───── Input records

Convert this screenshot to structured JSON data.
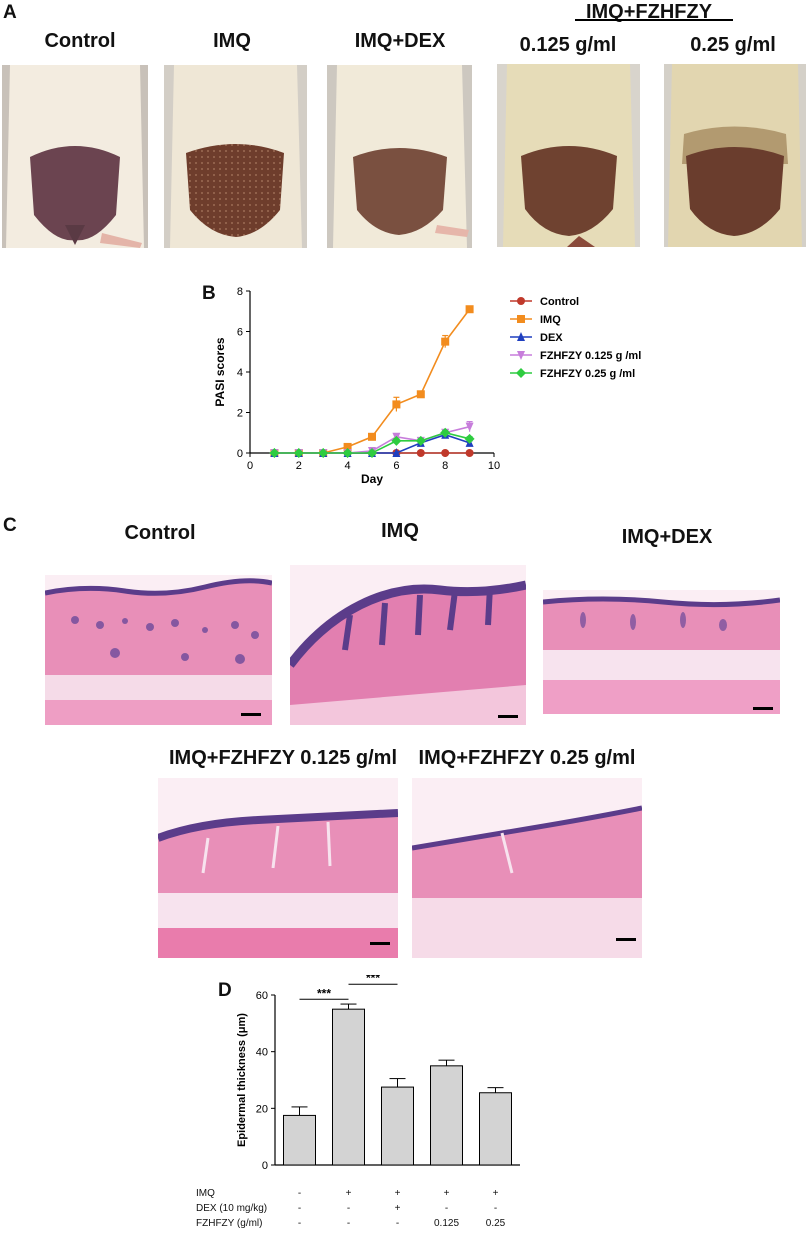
{
  "panel_a": {
    "letter": "A",
    "group_header": "IMQ+FZHFZY",
    "titles": [
      "Control",
      "IMQ",
      "IMQ+DEX",
      "0.125 g/ml",
      "0.25 g/ml"
    ]
  },
  "panel_b": {
    "letter": "B",
    "chart_data": {
      "type": "line",
      "xlabel": "Day",
      "ylabel": "PASI scores",
      "xlim": [
        0,
        10
      ],
      "ylim": [
        0,
        8
      ],
      "xticks": [
        "0",
        "2",
        "4",
        "6",
        "8",
        "10"
      ],
      "yticks": [
        "0",
        "2",
        "4",
        "6",
        "8"
      ],
      "x": [
        1,
        2,
        3,
        4,
        5,
        6,
        7,
        8,
        9
      ],
      "legend_position": "right",
      "series": [
        {
          "name": "Control",
          "color": "#c0392b",
          "marker": "circle",
          "values": [
            0,
            0,
            0,
            0,
            0,
            0,
            0,
            0,
            0
          ],
          "errors": [
            0,
            0,
            0,
            0,
            0,
            0,
            0,
            0,
            0
          ]
        },
        {
          "name": "IMQ",
          "color": "#f28c1e",
          "marker": "square",
          "values": [
            0,
            0,
            0,
            0.3,
            0.8,
            2.4,
            2.9,
            5.5,
            7.1
          ],
          "errors": [
            0,
            0,
            0,
            0.05,
            0.08,
            0.35,
            0.15,
            0.3,
            0.15
          ]
        },
        {
          "name": "DEX",
          "color": "#1f3fbf",
          "marker": "triangle-up",
          "values": [
            0,
            0,
            0,
            0,
            0,
            0,
            0.5,
            0.9,
            0.5
          ],
          "errors": [
            0,
            0,
            0,
            0,
            0,
            0,
            0.1,
            0.1,
            0.1
          ]
        },
        {
          "name": "FZHFZY 0.125 g /ml",
          "color": "#c77ddb",
          "marker": "triangle-down",
          "values": [
            0,
            0,
            0,
            0,
            0.1,
            0.8,
            0.6,
            1.0,
            1.3
          ],
          "errors": [
            0,
            0,
            0,
            0,
            0.05,
            0.15,
            0.1,
            0.1,
            0.25
          ]
        },
        {
          "name": "FZHFZY 0.25 g /ml",
          "color": "#2ecc40",
          "marker": "diamond",
          "values": [
            0,
            0,
            0,
            0,
            0,
            0.6,
            0.6,
            1.0,
            0.7
          ],
          "errors": [
            0,
            0,
            0,
            0,
            0,
            0.1,
            0.1,
            0.1,
            0.1
          ]
        }
      ]
    }
  },
  "panel_c": {
    "letter": "C",
    "titles": [
      "Control",
      "IMQ",
      "IMQ+DEX",
      "IMQ+FZHFZY 0.125 g/ml",
      "IMQ+FZHFZY 0.25 g/ml"
    ]
  },
  "panel_d": {
    "letter": "D",
    "chart_data": {
      "type": "bar",
      "ylabel": "Epidermal thickness (μm)",
      "ylim": [
        0,
        60
      ],
      "yticks": [
        "0",
        "20",
        "40",
        "60"
      ],
      "values": [
        17.5,
        55,
        27.5,
        35,
        25.5
      ],
      "errors": [
        3,
        1.8,
        3,
        2,
        1.8
      ],
      "bar_color": "#d3d3d3",
      "significance": [
        {
          "from": 0,
          "to": 1,
          "label": "***"
        },
        {
          "from": 1,
          "to": 2,
          "label": "***"
        },
        {
          "from": 1,
          "to": 3,
          "label": "***"
        },
        {
          "from": 1,
          "to": 4,
          "label": "***"
        }
      ],
      "treatment_table": [
        {
          "label": "IMQ",
          "values": [
            "-",
            "+",
            "+",
            "+",
            "+"
          ]
        },
        {
          "label": "DEX (10 mg/kg)",
          "values": [
            "-",
            "-",
            "+",
            "-",
            "-"
          ]
        },
        {
          "label": "FZHFZY (g/ml)",
          "values": [
            "-",
            "-",
            "-",
            "0.125",
            "0.25"
          ]
        }
      ]
    }
  }
}
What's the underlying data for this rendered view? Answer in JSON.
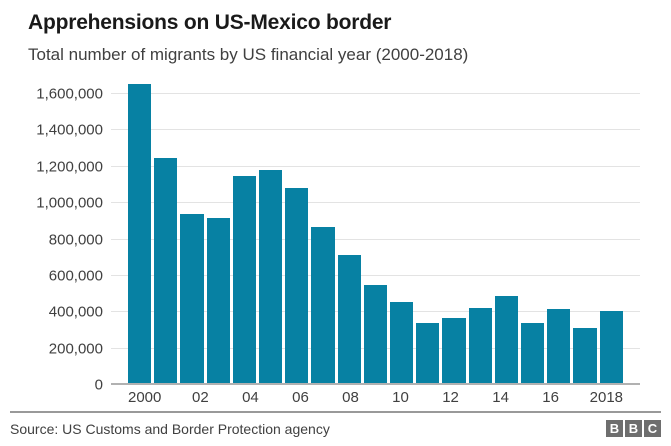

──────────

__Task prompt__
Write out all the records again, exactly, minus any pictures.

__Solution to this task__
Convert this screenshot to structured JSON data.
{
  "panel_a": {
    "letter": "A",
    "group_header": "IMQ+FZHFZY",
    "titles": [
      "Control",
      "IMQ",
      "IMQ+DEX",
      "0.125 g/ml",
      "0.25 g/ml"
    ]
  },
  "panel_b": {
    "letter": "B",
    "chart_data": {
      "type": "line",
      "xlabel": "Day",
      "ylabel": "PASI scores",
      "xlim": [
        0,
        10
      ],
      "ylim": [
        0,
        8
      ],
      "xticks": [
        "0",
        "2",
        "4",
        "6",
        "8",
        "10"
      ],
      "yticks": [
        "0",
        "2",
        "4",
        "6",
        "8"
      ],
      "x": [
        1,
        2,
        3,
        4,
        5,
        6,
        7,
        8,
        9
      ],
      "legend_position": "right",
      "series": [
        {
          "name": "Control",
          "color": "#c0392b",
          "marker": "circle",
          "values": [
            0,
            0,
            0,
            0,
            0,
            0,
            0,
            0,
            0
          ],
          "errors": [
            0,
            0,
            0,
            0,
            0,
            0,
            0,
            0,
            0
          ]
        },
        {
          "name": "IMQ",
          "color": "#f28c1e",
          "marker": "square",
          "values": [
            0,
            0,
            0,
            0.3,
            0.8,
            2.4,
            2.9,
            5.5,
            7.1
          ],
          "errors": [
            0,
            0,
            0,
            0.05,
            0.08,
            0.35,
            0.15,
            0.3,
            0.15
          ]
        },
        {
          "name": "DEX",
          "color": "#1f3fbf",
          "marker": "triangle-up",
          "values": [
            0,
            0,
            0,
            0,
            0,
            0,
            0.5,
            0.9,
            0.5
          ],
          "errors": [
            0,
            0,
            0,
            0,
            0,
            0,
            0.1,
            0.1,
            0.1
          ]
        },
        {
          "name": "FZHFZY 0.125 g /ml",
          "color": "#c77ddb",
          "marker": "triangle-down",
          "values": [
            0,
            0,
            0,
            0,
            0.1,
            0.8,
            0.6,
            1.0,
            1.3
          ],
          "errors": [
            0,
            0,
            0,
            0,
            0.05,
            0.15,
            0.1,
            0.1,
            0.25
          ]
        },
        {
          "name": "FZHFZY 0.25 g /ml",
          "color": "#2ecc40",
          "marker": "diamond",
          "values": [
            0,
            0,
            0,
            0,
            0,
            0.6,
            0.6,
            1.0,
            0.7
          ],
          "errors": [
            0,
            0,
            0,
            0,
            0,
            0.1,
            0.1,
            0.1,
            0.1
          ]
        }
      ]
    }
  },
  "panel_c": {
    "letter": "C",
    "titles": [
      "Control",
      "IMQ",
      "IMQ+DEX",
      "IMQ+FZHFZY 0.125 g/ml",
      "IMQ+FZHFZY 0.25 g/ml"
    ]
  },
  "panel_d": {
    "letter": "D",
    "chart_data": {
      "type": "bar",
      "ylabel": "Epidermal thickness (μm)",
      "ylim": [
        0,
        60
      ],
      "yticks": [
        "0",
        "20",
        "40",
        "60"
      ],
      "values": [
        17.5,
        55,
        27.5,
        35,
        25.5
      ],
      "errors": [
        3,
        1.8,
        3,
        2,
        1.8
      ],
      "bar_color": "#d3d3d3",
      "significance": [
        {
          "from": 0,
          "to": 1,
          "label": "***"
        },
        {
          "from": 1,
          "to": 2,
          "label": "***"
        },
        {
          "from": 1,
          "to": 3,
          "label": "***"
        },
        {
          "from": 1,
          "to": 4,
          "label": "***"
        }
      ],
      "treatment_table": [
        {
          "label": "IMQ",
          "values": [
            "-",
            "+",
            "+",
            "+",
            "+"
          ]
        },
        {
          "label": "DEX (10 mg/kg)",
          "values": [
            "-",
            "-",
            "+",
            "-",
            "-"
          ]
        },
        {
          "label": "FZHFZY (g/ml)",
          "values": [
            "-",
            "-",
            "-",
            "0.125",
            "0.25"
          ]
        }
      ]
    }
  }
}
What's the underlying data for this rendered view? Answer in JSON.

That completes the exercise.